START

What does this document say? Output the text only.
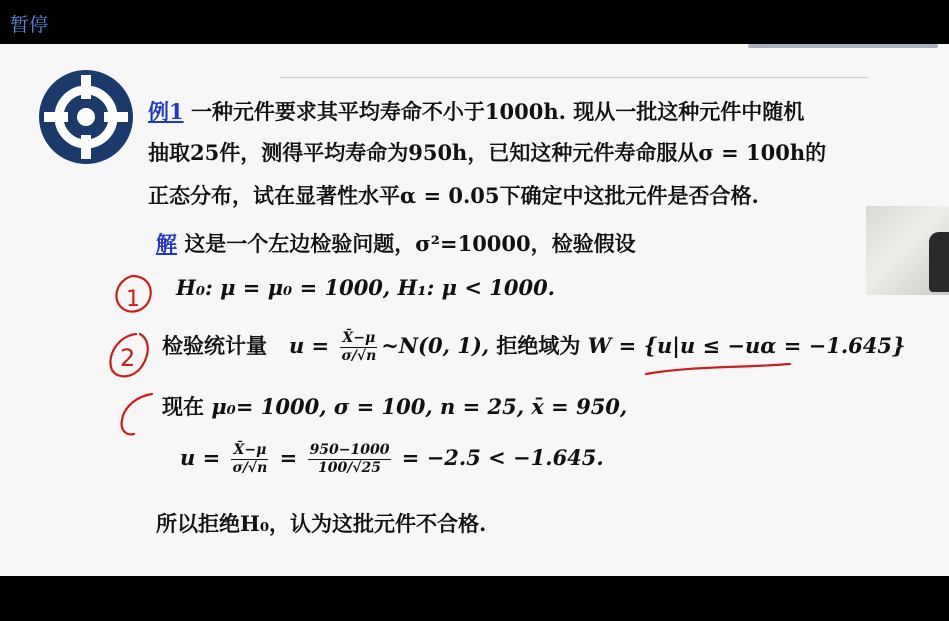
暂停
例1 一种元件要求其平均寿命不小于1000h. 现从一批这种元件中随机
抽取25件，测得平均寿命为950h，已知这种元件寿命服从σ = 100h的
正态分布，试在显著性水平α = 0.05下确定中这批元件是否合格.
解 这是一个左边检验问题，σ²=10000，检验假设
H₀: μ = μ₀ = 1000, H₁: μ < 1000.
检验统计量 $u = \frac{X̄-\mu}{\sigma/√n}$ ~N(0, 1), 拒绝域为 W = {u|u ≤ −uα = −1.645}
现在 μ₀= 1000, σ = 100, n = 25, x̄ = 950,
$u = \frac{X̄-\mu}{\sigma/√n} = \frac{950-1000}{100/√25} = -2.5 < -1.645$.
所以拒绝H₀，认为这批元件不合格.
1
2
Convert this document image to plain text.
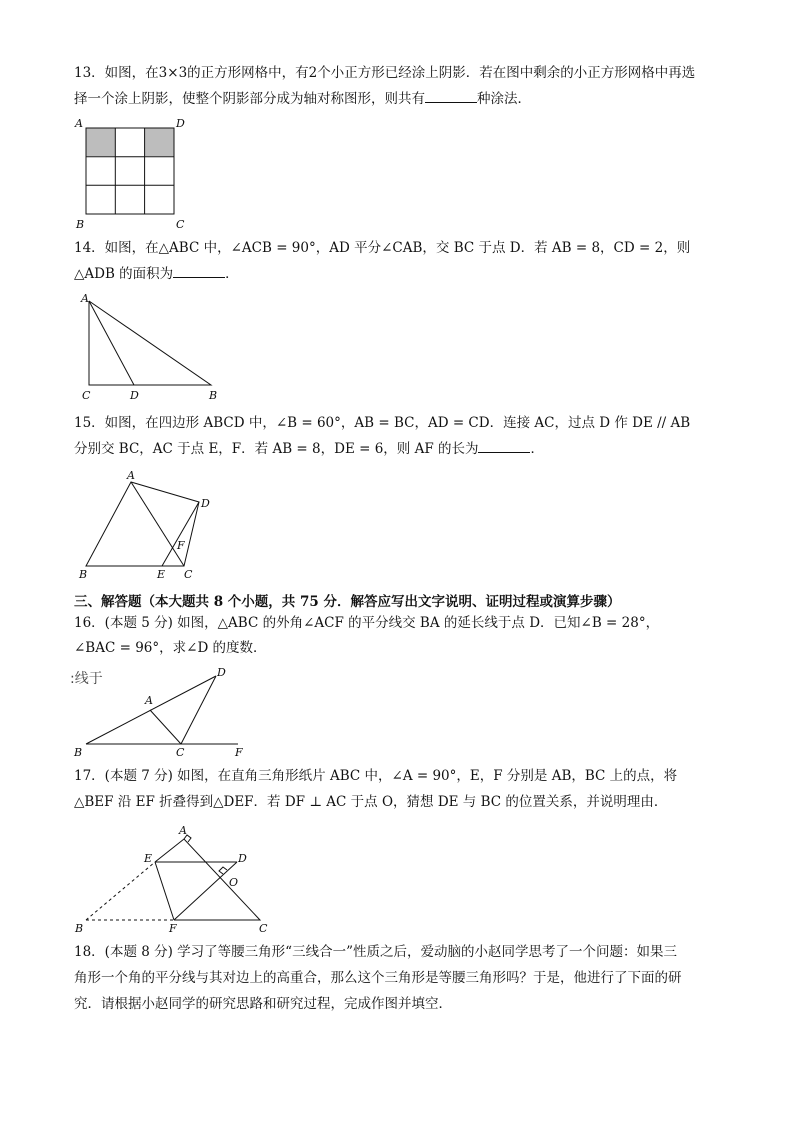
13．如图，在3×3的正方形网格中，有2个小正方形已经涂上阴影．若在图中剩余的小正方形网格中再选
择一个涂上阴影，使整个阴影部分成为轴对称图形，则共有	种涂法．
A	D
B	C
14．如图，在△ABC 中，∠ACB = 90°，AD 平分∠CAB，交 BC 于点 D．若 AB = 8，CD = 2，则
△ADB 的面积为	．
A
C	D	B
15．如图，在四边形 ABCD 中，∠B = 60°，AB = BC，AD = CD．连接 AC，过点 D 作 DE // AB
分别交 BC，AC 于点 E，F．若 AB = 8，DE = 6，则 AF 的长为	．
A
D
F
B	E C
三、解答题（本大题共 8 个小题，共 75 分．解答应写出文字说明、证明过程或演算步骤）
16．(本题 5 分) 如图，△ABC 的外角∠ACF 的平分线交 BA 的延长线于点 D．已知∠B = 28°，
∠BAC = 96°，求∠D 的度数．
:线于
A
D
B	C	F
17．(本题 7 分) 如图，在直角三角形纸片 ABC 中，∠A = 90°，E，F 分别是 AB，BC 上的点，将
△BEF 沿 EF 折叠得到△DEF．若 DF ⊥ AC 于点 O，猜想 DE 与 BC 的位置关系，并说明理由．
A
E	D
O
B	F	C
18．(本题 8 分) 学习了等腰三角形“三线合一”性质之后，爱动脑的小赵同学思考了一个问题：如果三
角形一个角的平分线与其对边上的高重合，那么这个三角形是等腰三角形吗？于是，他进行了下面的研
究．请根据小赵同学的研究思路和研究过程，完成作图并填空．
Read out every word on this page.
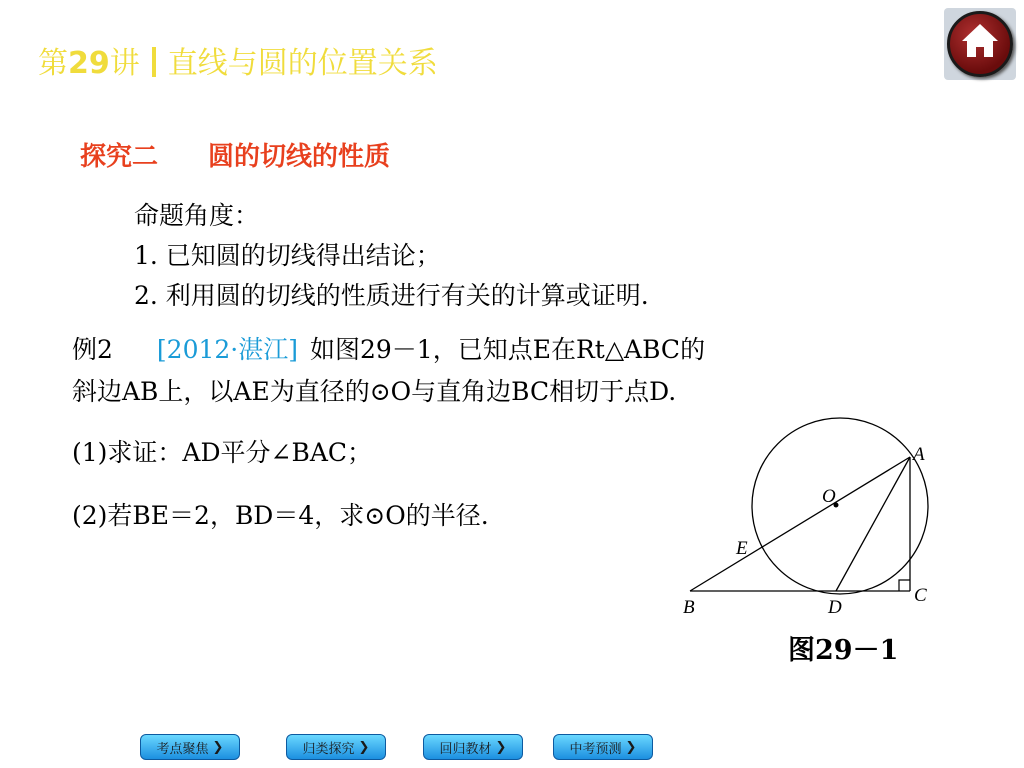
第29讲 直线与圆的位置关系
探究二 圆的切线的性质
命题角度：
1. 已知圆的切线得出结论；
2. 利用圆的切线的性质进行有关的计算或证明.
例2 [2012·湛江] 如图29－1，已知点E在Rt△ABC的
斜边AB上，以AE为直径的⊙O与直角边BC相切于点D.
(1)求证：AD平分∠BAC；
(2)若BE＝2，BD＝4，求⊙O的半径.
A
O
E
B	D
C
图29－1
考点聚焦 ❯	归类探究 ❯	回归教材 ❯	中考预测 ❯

END
START

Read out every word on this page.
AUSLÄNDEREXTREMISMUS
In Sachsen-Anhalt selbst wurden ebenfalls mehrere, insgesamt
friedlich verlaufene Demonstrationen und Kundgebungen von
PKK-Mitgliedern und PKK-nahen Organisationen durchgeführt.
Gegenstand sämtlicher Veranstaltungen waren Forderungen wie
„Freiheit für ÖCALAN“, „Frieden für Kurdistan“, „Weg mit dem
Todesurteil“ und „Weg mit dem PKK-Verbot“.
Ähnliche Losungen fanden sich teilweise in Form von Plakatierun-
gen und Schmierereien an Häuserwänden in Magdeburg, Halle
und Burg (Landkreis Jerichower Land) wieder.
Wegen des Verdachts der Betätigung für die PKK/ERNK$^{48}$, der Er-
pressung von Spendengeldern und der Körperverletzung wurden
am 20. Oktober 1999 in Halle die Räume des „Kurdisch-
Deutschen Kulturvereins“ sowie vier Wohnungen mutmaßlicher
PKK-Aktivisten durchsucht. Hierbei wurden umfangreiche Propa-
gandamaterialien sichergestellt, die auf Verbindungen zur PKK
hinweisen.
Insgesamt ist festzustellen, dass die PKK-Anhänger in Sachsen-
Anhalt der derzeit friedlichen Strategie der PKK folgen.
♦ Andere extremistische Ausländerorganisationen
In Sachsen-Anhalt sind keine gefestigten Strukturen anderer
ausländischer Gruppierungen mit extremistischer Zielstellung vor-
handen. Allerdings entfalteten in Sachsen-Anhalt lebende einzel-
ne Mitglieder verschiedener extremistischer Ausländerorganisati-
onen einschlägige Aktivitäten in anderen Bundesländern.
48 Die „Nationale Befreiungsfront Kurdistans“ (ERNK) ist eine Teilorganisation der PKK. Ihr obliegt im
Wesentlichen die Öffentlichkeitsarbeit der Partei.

END

OBJECTIVE
Copy and report every line where the word "sigma" is present.

COMPLETE OUTPUT
检验统计量 $u = \frac{X̄-\mu}{\sigma/√n}$ ~N(0, 1), 拒绝域为 W = {u|u ≤ −uα = −1.645}
$u = \frac{X̄-\mu}{\sigma/√n} = \frac{950-1000}{100/√25} = -2.5 < -1.645$.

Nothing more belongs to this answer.